Direction:
Leave out any pictures and transcribe all other data below exactly.

:: The data ::

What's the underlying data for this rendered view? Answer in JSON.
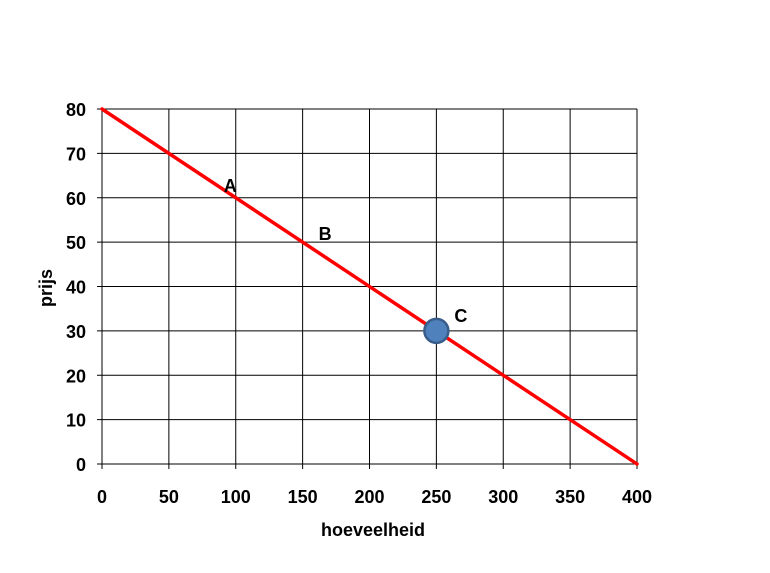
{
  "chart_data": {
    "type": "line",
    "xlabel": "hoeveelheid",
    "ylabel": "prijs",
    "xlim": [
      0,
      400
    ],
    "ylim": [
      0,
      80
    ],
    "x_ticks": [
      0,
      50,
      100,
      150,
      200,
      250,
      300,
      350,
      400
    ],
    "y_ticks": [
      0,
      10,
      20,
      30,
      40,
      50,
      60,
      70,
      80
    ],
    "grid": true,
    "series": [
      {
        "color": "#ff0000",
        "points": [
          [
            0,
            80
          ],
          [
            400,
            0
          ]
        ]
      }
    ],
    "annotations": [
      {
        "label": "A",
        "x": 100,
        "y": 60
      },
      {
        "label": "B",
        "x": 150,
        "y": 50
      },
      {
        "label": "C",
        "x": 250,
        "y": 30
      }
    ],
    "markers": [
      {
        "x": 250,
        "y": 30,
        "color": "#4f81bd",
        "edge": "#385d8a"
      }
    ]
  }
}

:::

The solution:
What's the underlying data for this rendered view? Answer in JSON.
{
  "chart_data": {
    "type": "line",
    "xlabel": "hoeveelheid",
    "ylabel": "prijs",
    "xlim": [
      0,
      400
    ],
    "ylim": [
      0,
      80
    ],
    "x_ticks": [
      0,
      50,
      100,
      150,
      200,
      250,
      300,
      350,
      400
    ],
    "y_ticks": [
      0,
      10,
      20,
      30,
      40,
      50,
      60,
      70,
      80
    ],
    "grid": true,
    "series": [
      {
        "color": "#ff0000",
        "points": [
          [
            0,
            80
          ],
          [
            400,
            0
          ]
        ]
      }
    ],
    "annotations": [
      {
        "label": "A",
        "x": 100,
        "y": 60
      },
      {
        "label": "B",
        "x": 150,
        "y": 50
      },
      {
        "label": "C",
        "x": 250,
        "y": 30
      }
    ],
    "markers": [
      {
        "x": 250,
        "y": 30,
        "color": "#4f81bd",
        "edge": "#385d8a"
      }
    ]
  }
}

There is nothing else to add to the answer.